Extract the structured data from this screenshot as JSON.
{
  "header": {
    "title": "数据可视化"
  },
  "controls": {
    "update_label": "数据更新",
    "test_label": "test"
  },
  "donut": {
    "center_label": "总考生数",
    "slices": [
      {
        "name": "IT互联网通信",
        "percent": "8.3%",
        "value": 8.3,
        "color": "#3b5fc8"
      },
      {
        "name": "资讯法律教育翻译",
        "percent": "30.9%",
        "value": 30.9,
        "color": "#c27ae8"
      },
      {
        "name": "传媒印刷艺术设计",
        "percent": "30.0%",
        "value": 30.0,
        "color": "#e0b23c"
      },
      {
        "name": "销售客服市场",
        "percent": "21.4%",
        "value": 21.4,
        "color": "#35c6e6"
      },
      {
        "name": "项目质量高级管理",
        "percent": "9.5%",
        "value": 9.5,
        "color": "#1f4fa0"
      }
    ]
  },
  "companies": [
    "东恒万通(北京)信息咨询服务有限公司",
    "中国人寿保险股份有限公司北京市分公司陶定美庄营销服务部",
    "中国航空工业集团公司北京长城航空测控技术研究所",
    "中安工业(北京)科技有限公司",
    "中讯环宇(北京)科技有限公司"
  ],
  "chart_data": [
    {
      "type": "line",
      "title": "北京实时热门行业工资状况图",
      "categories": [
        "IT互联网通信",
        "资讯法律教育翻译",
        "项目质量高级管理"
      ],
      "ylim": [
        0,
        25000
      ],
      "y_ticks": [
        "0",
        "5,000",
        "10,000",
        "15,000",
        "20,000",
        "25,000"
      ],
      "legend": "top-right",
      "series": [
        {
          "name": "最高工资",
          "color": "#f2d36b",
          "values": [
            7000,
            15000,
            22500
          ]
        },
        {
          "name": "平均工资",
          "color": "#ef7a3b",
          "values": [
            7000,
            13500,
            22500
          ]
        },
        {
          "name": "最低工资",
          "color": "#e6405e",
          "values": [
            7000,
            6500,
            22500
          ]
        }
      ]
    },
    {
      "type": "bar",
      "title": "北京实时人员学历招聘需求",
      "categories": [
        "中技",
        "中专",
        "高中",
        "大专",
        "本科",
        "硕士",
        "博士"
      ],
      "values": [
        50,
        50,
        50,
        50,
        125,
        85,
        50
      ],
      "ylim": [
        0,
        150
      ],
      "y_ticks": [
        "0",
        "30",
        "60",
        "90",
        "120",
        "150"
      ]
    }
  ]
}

______

◆ **What this task involves**
Emit the full listing verbatim.

◆ **Correct answer**
Extract the structured data from this screenshot as JSON.
{
  "header": {
    "title": "数据可视化"
  },
  "controls": {
    "update_label": "数据更新",
    "test_label": "test"
  },
  "donut": {
    "center_label": "总考生数",
    "slices": [
      {
        "name": "IT互联网通信",
        "percent": "8.3%",
        "value": 8.3,
        "color": "#3b5fc8"
      },
      {
        "name": "资讯法律教育翻译",
        "percent": "30.9%",
        "value": 30.9,
        "color": "#c27ae8"
      },
      {
        "name": "传媒印刷艺术设计",
        "percent": "30.0%",
        "value": 30.0,
        "color": "#e0b23c"
      },
      {
        "name": "销售客服市场",
        "percent": "21.4%",
        "value": 21.4,
        "color": "#35c6e6"
      },
      {
        "name": "项目质量高级管理",
        "percent": "9.5%",
        "value": 9.5,
        "color": "#1f4fa0"
      }
    ]
  },
  "companies": [
    "东恒万通(北京)信息咨询服务有限公司",
    "中国人寿保险股份有限公司北京市分公司陶定美庄营销服务部",
    "中国航空工业集团公司北京长城航空测控技术研究所",
    "中安工业(北京)科技有限公司",
    "中讯环宇(北京)科技有限公司"
  ],
  "chart_data": [
    {
      "type": "line",
      "title": "北京实时热门行业工资状况图",
      "categories": [
        "IT互联网通信",
        "资讯法律教育翻译",
        "项目质量高级管理"
      ],
      "ylim": [
        0,
        25000
      ],
      "y_ticks": [
        "0",
        "5,000",
        "10,000",
        "15,000",
        "20,000",
        "25,000"
      ],
      "legend": "top-right",
      "series": [
        {
          "name": "最高工资",
          "color": "#f2d36b",
          "values": [
            7000,
            15000,
            22500
          ]
        },
        {
          "name": "平均工资",
          "color": "#ef7a3b",
          "values": [
            7000,
            13500,
            22500
          ]
        },
        {
          "name": "最低工资",
          "color": "#e6405e",
          "values": [
            7000,
            6500,
            22500
          ]
        }
      ]
    },
    {
      "type": "bar",
      "title": "北京实时人员学历招聘需求",
      "categories": [
        "中技",
        "中专",
        "高中",
        "大专",
        "本科",
        "硕士",
        "博士"
      ],
      "values": [
        50,
        50,
        50,
        50,
        125,
        85,
        50
      ],
      "ylim": [
        0,
        150
      ],
      "y_ticks": [
        "0",
        "30",
        "60",
        "90",
        "120",
        "150"
      ]
    }
  ]
}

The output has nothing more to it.